-- start of DATASET EXTRACT --

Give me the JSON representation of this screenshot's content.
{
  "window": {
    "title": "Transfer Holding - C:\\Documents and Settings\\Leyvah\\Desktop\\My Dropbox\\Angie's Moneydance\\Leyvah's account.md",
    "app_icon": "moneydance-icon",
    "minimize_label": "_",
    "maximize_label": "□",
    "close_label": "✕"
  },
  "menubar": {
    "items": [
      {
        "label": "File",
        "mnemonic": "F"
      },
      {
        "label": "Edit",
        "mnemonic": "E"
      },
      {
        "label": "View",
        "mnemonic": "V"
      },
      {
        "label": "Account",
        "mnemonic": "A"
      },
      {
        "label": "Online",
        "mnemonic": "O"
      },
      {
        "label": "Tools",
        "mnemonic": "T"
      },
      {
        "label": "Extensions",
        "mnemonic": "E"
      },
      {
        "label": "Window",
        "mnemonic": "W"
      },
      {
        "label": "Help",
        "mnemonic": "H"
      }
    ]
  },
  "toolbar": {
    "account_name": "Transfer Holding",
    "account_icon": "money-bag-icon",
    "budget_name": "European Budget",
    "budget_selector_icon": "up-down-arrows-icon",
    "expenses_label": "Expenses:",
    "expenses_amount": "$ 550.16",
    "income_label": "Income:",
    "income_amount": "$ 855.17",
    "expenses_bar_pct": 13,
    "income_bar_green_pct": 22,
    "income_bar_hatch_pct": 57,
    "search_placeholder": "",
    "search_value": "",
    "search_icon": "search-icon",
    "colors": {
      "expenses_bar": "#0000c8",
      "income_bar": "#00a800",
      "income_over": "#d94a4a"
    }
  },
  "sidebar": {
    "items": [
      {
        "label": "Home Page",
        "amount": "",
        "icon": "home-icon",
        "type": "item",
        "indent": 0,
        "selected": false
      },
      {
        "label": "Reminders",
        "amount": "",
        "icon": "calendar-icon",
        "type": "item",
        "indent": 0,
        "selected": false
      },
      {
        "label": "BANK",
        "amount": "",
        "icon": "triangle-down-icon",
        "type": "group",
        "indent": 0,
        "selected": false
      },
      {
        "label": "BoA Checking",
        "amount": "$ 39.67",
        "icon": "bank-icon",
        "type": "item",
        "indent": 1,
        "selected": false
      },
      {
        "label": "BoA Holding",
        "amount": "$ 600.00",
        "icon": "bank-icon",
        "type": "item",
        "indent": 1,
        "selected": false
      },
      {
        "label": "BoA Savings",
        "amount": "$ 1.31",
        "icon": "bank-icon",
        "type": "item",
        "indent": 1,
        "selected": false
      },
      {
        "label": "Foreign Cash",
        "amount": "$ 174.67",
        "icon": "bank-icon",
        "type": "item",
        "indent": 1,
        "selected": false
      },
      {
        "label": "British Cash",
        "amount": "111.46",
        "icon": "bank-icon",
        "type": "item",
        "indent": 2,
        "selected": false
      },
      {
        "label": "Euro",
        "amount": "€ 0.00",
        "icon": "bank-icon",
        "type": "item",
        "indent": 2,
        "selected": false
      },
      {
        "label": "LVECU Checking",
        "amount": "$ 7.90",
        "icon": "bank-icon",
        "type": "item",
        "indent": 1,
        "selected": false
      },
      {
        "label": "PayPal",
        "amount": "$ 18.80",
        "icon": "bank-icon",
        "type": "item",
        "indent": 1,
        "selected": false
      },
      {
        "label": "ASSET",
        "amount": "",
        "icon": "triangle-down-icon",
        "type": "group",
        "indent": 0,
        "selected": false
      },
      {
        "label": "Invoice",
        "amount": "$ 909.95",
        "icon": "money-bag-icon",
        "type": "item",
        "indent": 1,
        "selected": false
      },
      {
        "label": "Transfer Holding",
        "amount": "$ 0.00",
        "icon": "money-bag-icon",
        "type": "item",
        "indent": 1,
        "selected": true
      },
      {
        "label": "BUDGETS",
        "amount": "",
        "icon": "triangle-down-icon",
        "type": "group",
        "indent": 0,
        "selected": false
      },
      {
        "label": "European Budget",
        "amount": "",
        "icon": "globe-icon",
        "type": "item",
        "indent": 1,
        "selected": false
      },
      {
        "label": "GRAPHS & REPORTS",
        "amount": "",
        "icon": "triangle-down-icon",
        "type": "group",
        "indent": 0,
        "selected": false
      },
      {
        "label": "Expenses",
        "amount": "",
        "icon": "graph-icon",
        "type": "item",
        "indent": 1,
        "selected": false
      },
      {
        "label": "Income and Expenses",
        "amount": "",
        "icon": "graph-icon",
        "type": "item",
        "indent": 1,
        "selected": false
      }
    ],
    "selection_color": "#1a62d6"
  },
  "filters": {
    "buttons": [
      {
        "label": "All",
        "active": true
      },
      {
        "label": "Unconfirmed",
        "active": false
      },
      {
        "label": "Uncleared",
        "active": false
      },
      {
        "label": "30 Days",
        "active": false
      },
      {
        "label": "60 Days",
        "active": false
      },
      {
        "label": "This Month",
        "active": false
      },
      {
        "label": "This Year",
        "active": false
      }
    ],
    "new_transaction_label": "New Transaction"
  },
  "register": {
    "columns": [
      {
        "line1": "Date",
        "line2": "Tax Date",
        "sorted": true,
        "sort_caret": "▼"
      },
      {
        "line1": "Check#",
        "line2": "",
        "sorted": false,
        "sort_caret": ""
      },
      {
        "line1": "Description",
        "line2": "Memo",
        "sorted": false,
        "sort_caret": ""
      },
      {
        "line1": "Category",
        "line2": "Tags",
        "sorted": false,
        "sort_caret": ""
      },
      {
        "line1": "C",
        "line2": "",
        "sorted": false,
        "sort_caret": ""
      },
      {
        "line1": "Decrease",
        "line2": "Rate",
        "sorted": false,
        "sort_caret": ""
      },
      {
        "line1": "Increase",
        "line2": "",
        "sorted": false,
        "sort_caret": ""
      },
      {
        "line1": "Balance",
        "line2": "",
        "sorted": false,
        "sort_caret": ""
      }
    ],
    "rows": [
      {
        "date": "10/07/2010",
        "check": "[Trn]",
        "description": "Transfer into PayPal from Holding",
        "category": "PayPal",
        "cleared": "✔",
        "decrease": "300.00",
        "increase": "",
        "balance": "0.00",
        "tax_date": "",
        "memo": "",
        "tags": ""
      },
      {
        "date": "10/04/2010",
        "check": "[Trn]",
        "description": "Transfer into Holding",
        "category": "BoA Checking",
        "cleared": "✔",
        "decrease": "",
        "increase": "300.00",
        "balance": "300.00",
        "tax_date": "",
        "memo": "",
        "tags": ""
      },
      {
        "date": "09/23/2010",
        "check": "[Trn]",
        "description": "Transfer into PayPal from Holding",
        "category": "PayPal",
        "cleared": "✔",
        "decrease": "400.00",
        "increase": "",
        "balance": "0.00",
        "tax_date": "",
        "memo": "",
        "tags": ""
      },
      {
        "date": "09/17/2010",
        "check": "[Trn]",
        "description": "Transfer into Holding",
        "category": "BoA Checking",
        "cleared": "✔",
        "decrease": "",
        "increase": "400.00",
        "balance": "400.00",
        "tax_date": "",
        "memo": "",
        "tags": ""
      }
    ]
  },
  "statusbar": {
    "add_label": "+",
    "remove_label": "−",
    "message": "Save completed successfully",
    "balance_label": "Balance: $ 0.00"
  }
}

-- end of DATASET EXTRACT --

WHAT TO PRODUCE: In the entries above, identify every line with the string "European".

FULL SOLUTION:
    "budget_name": "European Budget",
        "label": "European Budget",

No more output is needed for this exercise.